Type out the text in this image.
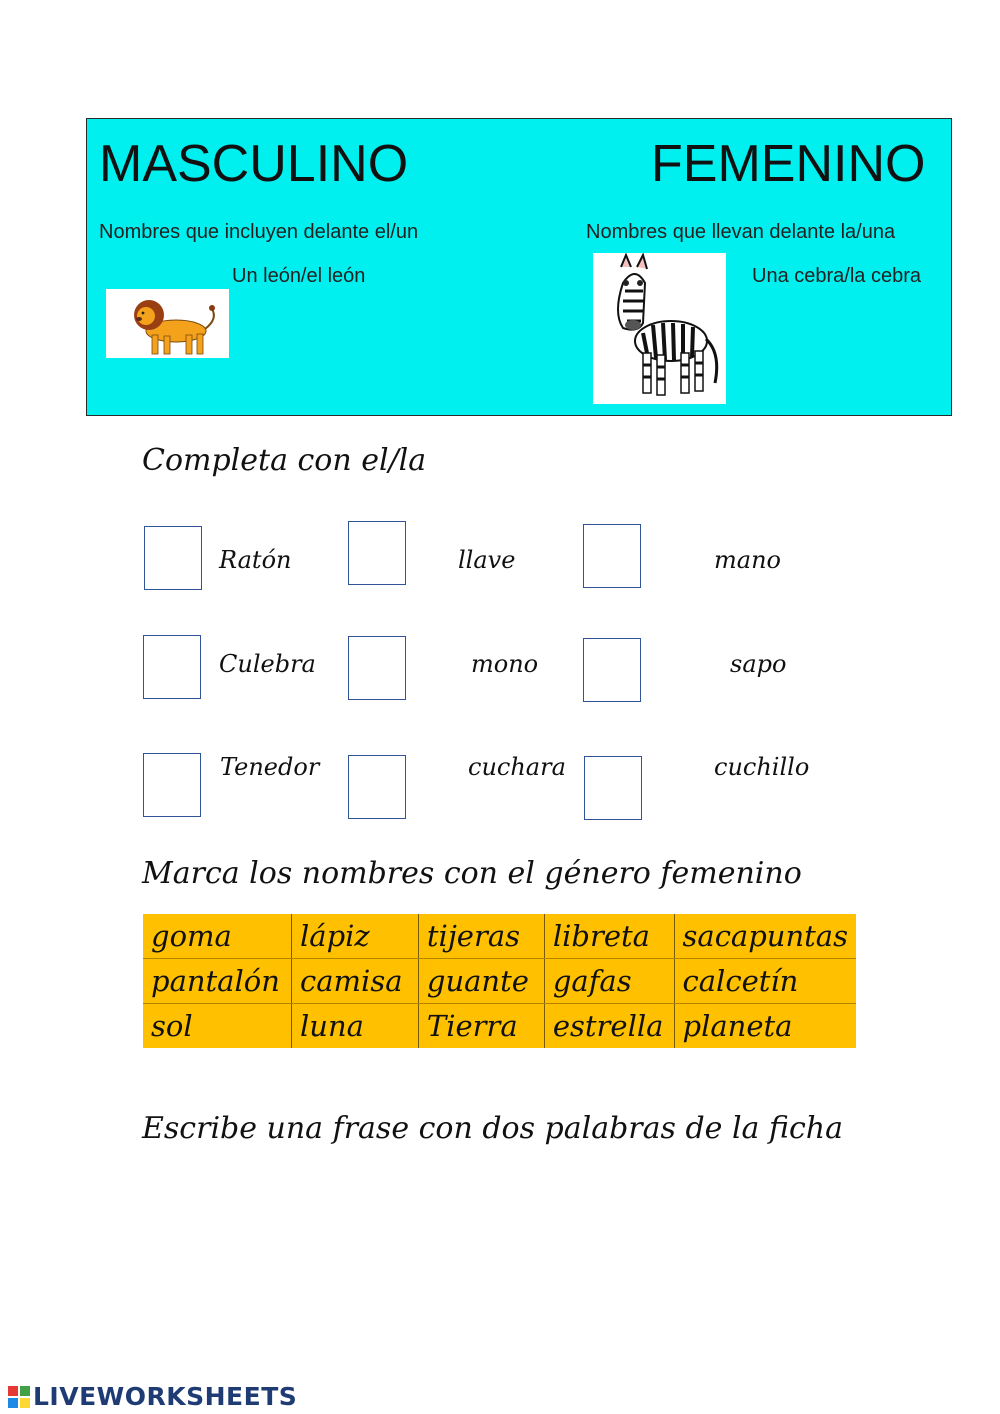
MASCULINO	FEMENINO
Nombres que incluyen delante el/un	Nombres que llevan delante la/una
Un león/el león	Una cebra/la cebra
Completa con el/la
Ratón	llave	mano
Culebra	mono	sapo
Tenedor	cuchara	cuchillo
Marca los nombres con el género femenino
goma	lápiz	tijeras	libreta	sacapuntas
pantalón	camisa	guante	gafas	calcetín
sol	luna	Tierra	estrella	planeta
Escribe una frase con dos palabras de la ficha
LIVEWORKSHEETS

* * *

TASK BRIEF: Transcribe every line from the records above without alteration, and leave out the images.

THE OUTPUT:
Type out the text in this image.
MASCULINO	FEMENINO
Nombres que incluyen delante el/un	Nombres que llevan delante la/una
Un león/el león	Una cebra/la cebra
Completa con el/la
Ratón	llave	mano
Culebra	mono	sapo
Tenedor	cuchara	cuchillo
Marca los nombres con el género femenino
goma	lápiz	tijeras	libreta	sacapuntas
pantalón	camisa	guante	gafas	calcetín
sol	luna	Tierra	estrella	planeta
Escribe una frase con dos palabras de la ficha
LIVEWORKSHEETS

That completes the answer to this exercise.